Please transcribe the listing below in full and word for word, without its pictures.

□ □ □

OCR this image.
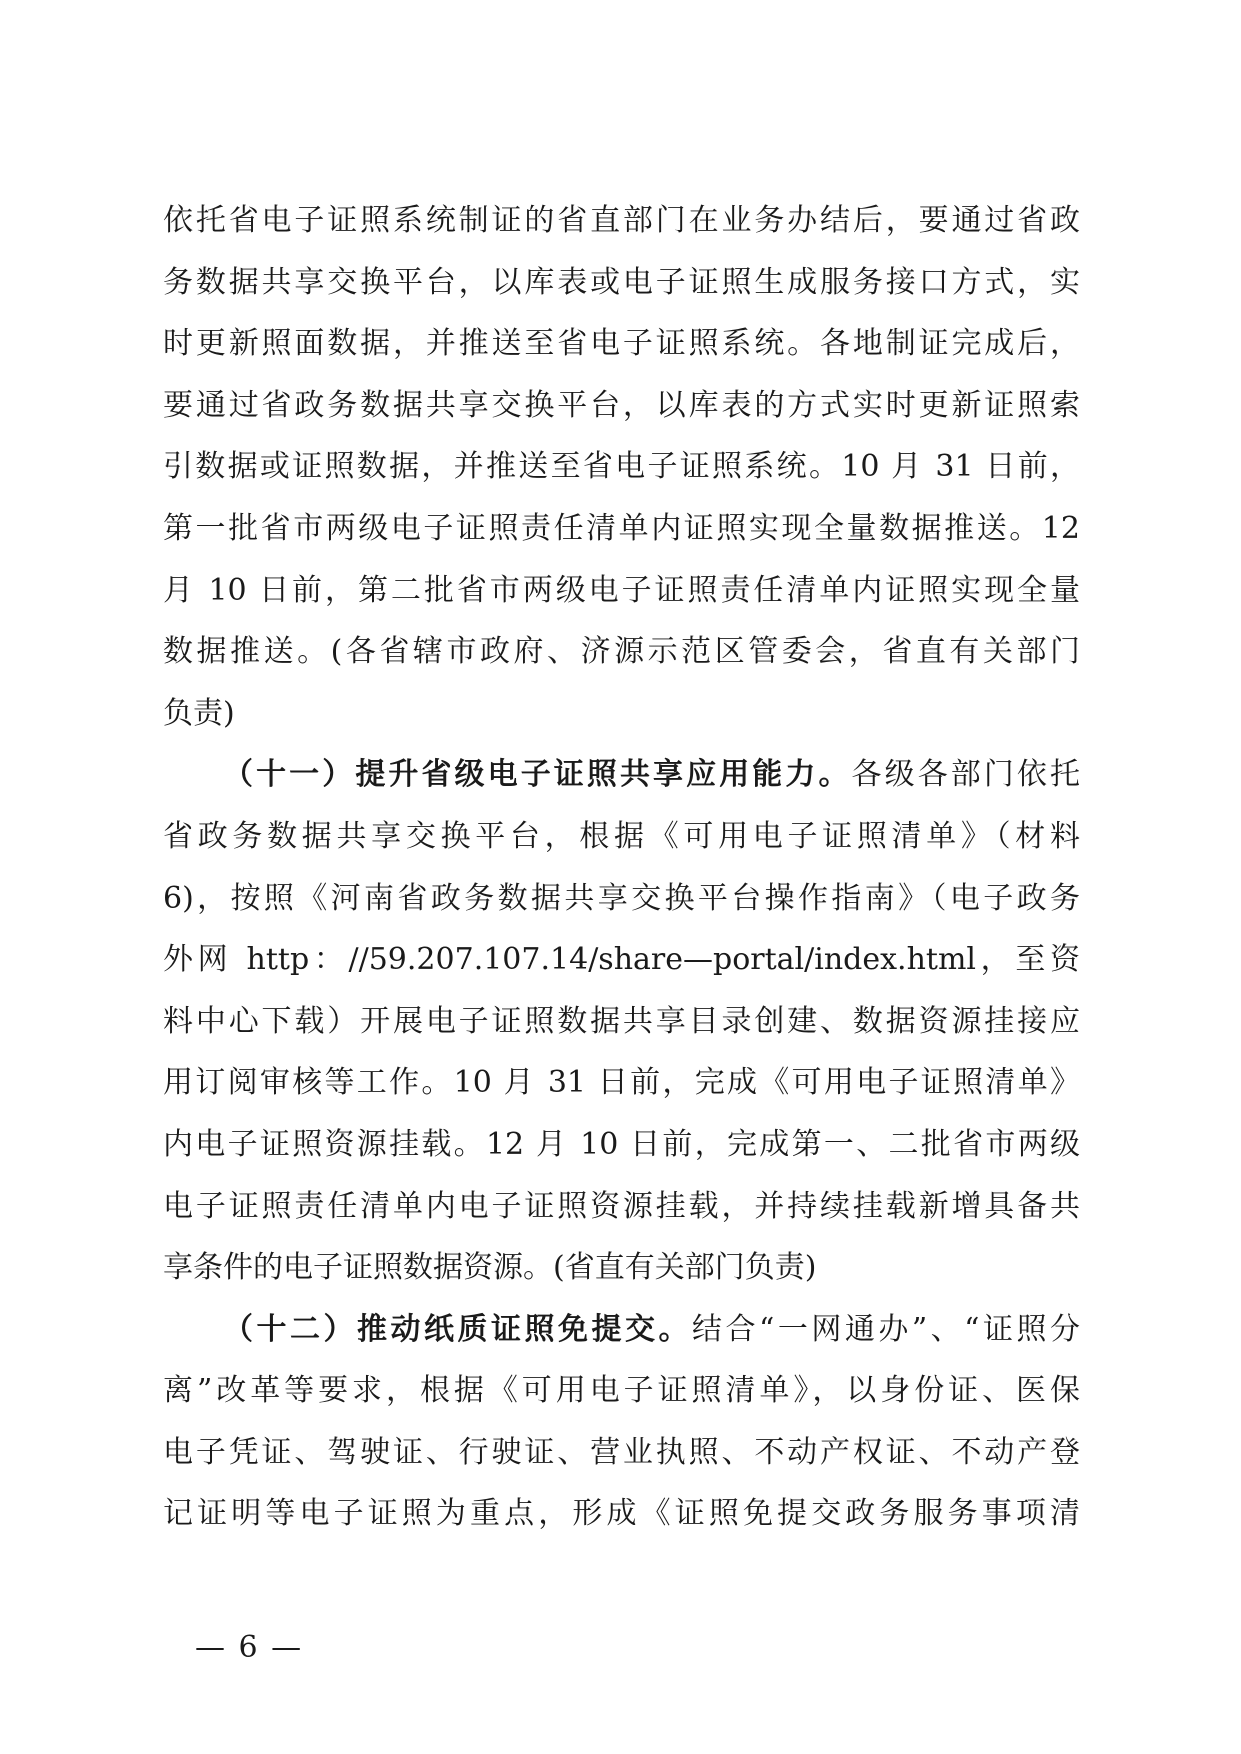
依托省电子证照系统制证的省直部门在业务办结后，要通过省政
务数据共享交换平台，以库表或电子证照生成服务接口方式，实
时更新照面数据，并推送至省电子证照系统。各地制证完成后，
要通过省政务数据共享交换平台，以库表的方式实时更新证照索
引数据或证照数据，并推送至省电子证照系统。10 月 31 日前，
第一批省市两级电子证照责任清单内证照实现全量数据推送。12
月 10 日前，第二批省市两级电子证照责任清单内证照实现全量
数据推送。(各省辖市政府、济源示范区管委会，省直有关部门
负责)
（十一）提升省级电子证照共享应用能力。各级各部门依托
省政务数据共享交换平台，根据《可用电子证照清单》（材料
6)，按照《河南省政务数据共享交换平台操作指南》（电子政务
外网 http：//59.207.107.14/share—portal/index.html，至资
料中心下载）开展电子证照数据共享目录创建、数据资源挂接应
用订阅审核等工作。10 月 31 日前，完成《可用电子证照清单》
内电子证照资源挂载。12 月 10 日前，完成第一、二批省市两级
电子证照责任清单内电子证照资源挂载，并持续挂载新增具备共
享条件的电子证照数据资源。(省直有关部门负责)
（十二）推动纸质证照免提交。结合“一网通办”、“证照分
离”改革等要求，根据《可用电子证照清单》，以身份证、医保
电子凭证、驾驶证、行驶证、营业执照、不动产权证、不动产登
记证明等电子证照为重点，形成《证照免提交政务服务事项清
— 6 —
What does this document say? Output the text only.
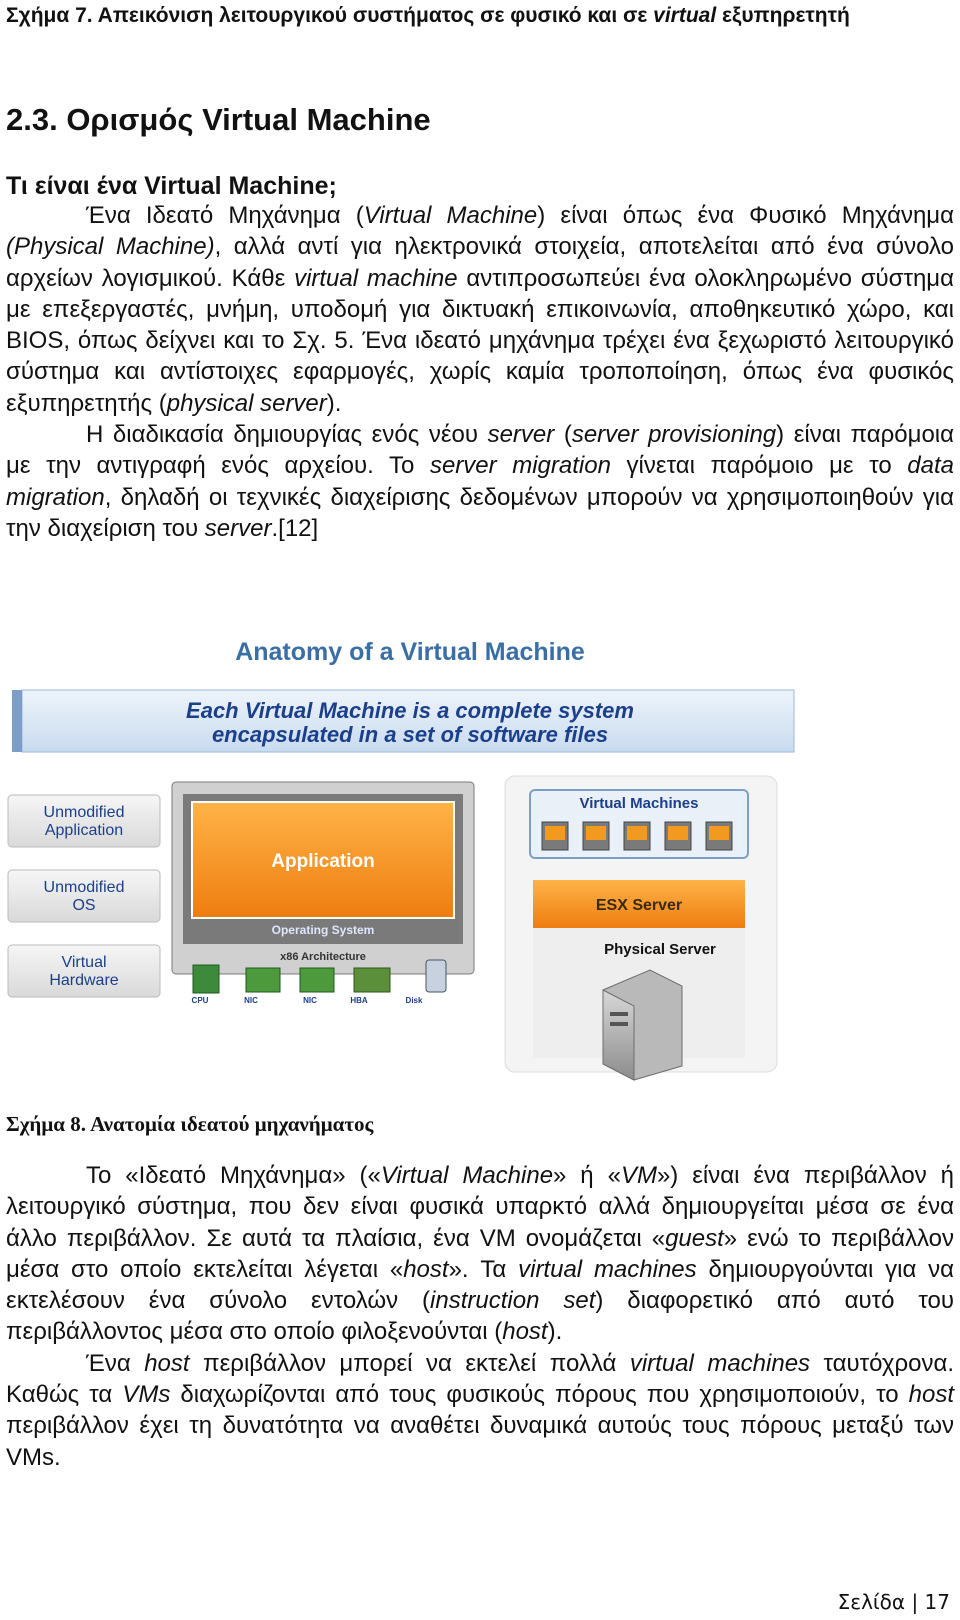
Σχήμα 7. Απεικόνιση λειτουργικού συστήματος σε φυσικό και σε virtual εξυπηρετητή
2.3. Ορισμός Virtual Machine
Τι είναι ένα Virtual Machine;

Ένα Ιδεατό Μηχάνημα (Virtual Machine) είναι όπως ένα Φυσικό Μηχάνημα (Physical Machine), αλλά αντί για ηλεκτρονικά στοιχεία, αποτελείται από ένα σύνολο αρχείων λογισμικού. Κάθε virtual machine αντιπροσωπεύει ένα ολοκληρωμένο σύστημα με επεξεργαστές, μνήμη, υποδομή για δικτυακή επικοινωνία, αποθηκευτικό χώρο, και BIOS, όπως δείχνει και το Σχ. 5. Ένα ιδεατό μηχάνημα τρέχει ένα ξεχωριστό λειτουργικό σύστημα και αντίστοιχες εφαρμογές, χωρίς καμία τροποποίηση, όπως ένα φυσικός εξυπηρετητής (physical server).

Η διαδικασία δημιουργίας ενός νέου server (server provisioning) είναι παρόμοια με την αντιγραφή ενός αρχείου. Το server migration γίνεται παρόμοιο με το data migration, δηλαδή οι τεχνικές διαχείρισης δεδομένων μπορούν να χρησιμοποιηθούν για την διαχείριση του server.[12]

Anatomy of a Virtual Machine
Each Virtual Machine is a complete system
encapsulated in a set of software files
Unmodified
Application
Unmodified
OS
Virtual
Hardware
Application
Operating System
x86 Architecture
CPU	NIC	NIC	HBA	Disk
Virtual Machines
ESX Server
Physical Server
Σχήμα 8. Ανατομία ιδεατού μηχανήματος

Το «Ιδεατό Μηχάνημα» («Virtual Machine» ή «VM») είναι ένα περιβάλλον ή λειτουργικό σύστημα, που δεν είναι φυσικά υπαρκτό αλλά δημιουργείται μέσα σε ένα άλλο περιβάλλον. Σε αυτά τα πλαίσια, ένα VM ονομάζεται «guest» ενώ το περιβάλλον μέσα στο οποίο εκτελείται λέγεται «host». Τα virtual machines δημιουργούνται για να εκτελέσουν ένα σύνολο εντολών (instruction set) διαφορετικό από αυτό του περιβάλλοντος μέσα στο οποίο φιλοξενούνται (host).

Ένα host περιβάλλον μπορεί να εκτελεί πολλά virtual machines ταυτόχρονα. Καθώς τα VMs διαχωρίζονται από τους φυσικούς πόρους που χρησιμοποιούν, το host περιβάλλον έχει τη δυνατότητα να αναθέτει δυναμικά αυτούς τους πόρους μεταξύ των VMs.

Σελίδα | 17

□ □ □

_Answer to this exercise_
OCR this image.
依托省电子证照系统制证的省直部门在业务办结后，要通过省政
务数据共享交换平台，以库表或电子证照生成服务接口方式，实
时更新照面数据，并推送至省电子证照系统。各地制证完成后，
要通过省政务数据共享交换平台，以库表的方式实时更新证照索
引数据或证照数据，并推送至省电子证照系统。10 月 31 日前，
第一批省市两级电子证照责任清单内证照实现全量数据推送。12
月 10 日前，第二批省市两级电子证照责任清单内证照实现全量
数据推送。(各省辖市政府、济源示范区管委会，省直有关部门
负责)
（十一）提升省级电子证照共享应用能力。各级各部门依托
省政务数据共享交换平台，根据《可用电子证照清单》（材料
6)，按照《河南省政务数据共享交换平台操作指南》（电子政务
外网 http：//59.207.107.14/share—portal/index.html，至资
料中心下载）开展电子证照数据共享目录创建、数据资源挂接应
用订阅审核等工作。10 月 31 日前，完成《可用电子证照清单》
内电子证照资源挂载。12 月 10 日前，完成第一、二批省市两级
电子证照责任清单内电子证照资源挂载，并持续挂载新增具备共
享条件的电子证照数据资源。(省直有关部门负责)
（十二）推动纸质证照免提交。结合“一网通办”、“证照分
离”改革等要求，根据《可用电子证照清单》，以身份证、医保
电子凭证、驾驶证、行驶证、营业执照、不动产权证、不动产登
记证明等电子证照为重点，形成《证照免提交政务服务事项清
— 6 —
What does this document say? Output the text only.
Σχήμα 7. Απεικόνιση λειτουργικού συστήματος σε φυσικό και σε virtual εξυπηρετητή
2.3. Ορισμός Virtual Machine
Τι είναι ένα Virtual Machine;

Ένα Ιδεατό Μηχάνημα (Virtual Machine) είναι όπως ένα Φυσικό Μηχάνημα (Physical Machine), αλλά αντί για ηλεκτρονικά στοιχεία, αποτελείται από ένα σύνολο αρχείων λογισμικού. Κάθε virtual machine αντιπροσωπεύει ένα ολοκληρωμένο σύστημα με επεξεργαστές, μνήμη, υποδομή για δικτυακή επικοινωνία, αποθηκευτικό χώρο, και BIOS, όπως δείχνει και το Σχ. 5. Ένα ιδεατό μηχάνημα τρέχει ένα ξεχωριστό λειτουργικό σύστημα και αντίστοιχες εφαρμογές, χωρίς καμία τροποποίηση, όπως ένα φυσικός εξυπηρετητής (physical server).

Η διαδικασία δημιουργίας ενός νέου server (server provisioning) είναι παρόμοια με την αντιγραφή ενός αρχείου. Το server migration γίνεται παρόμοιο με το data migration, δηλαδή οι τεχνικές διαχείρισης δεδομένων μπορούν να χρησιμοποιηθούν για την διαχείριση του server.[12]

Anatomy of a Virtual Machine
Each Virtual Machine is a complete system
encapsulated in a set of software files
Unmodified
Application
Unmodified
OS
Virtual
Hardware
Application
Operating System
x86 Architecture
CPU	NIC	NIC	HBA	Disk
Virtual Machines
ESX Server
Physical Server
Σχήμα 8. Ανατομία ιδεατού μηχανήματος

Το «Ιδεατό Μηχάνημα» («Virtual Machine» ή «VM») είναι ένα περιβάλλον ή λειτουργικό σύστημα, που δεν είναι φυσικά υπαρκτό αλλά δημιουργείται μέσα σε ένα άλλο περιβάλλον. Σε αυτά τα πλαίσια, ένα VM ονομάζεται «guest» ενώ το περιβάλλον μέσα στο οποίο εκτελείται λέγεται «host». Τα virtual machines δημιουργούνται για να εκτελέσουν ένα σύνολο εντολών (instruction set) διαφορετικό από αυτό του περιβάλλοντος μέσα στο οποίο φιλοξενούνται (host).

Ένα host περιβάλλον μπορεί να εκτελεί πολλά virtual machines ταυτόχρονα. Καθώς τα VMs διαχωρίζονται από τους φυσικούς πόρους που χρησιμοποιούν, το host περιβάλλον έχει τη δυνατότητα να αναθέτει δυναμικά αυτούς τους πόρους μεταξύ των VMs.

Σελίδα | 17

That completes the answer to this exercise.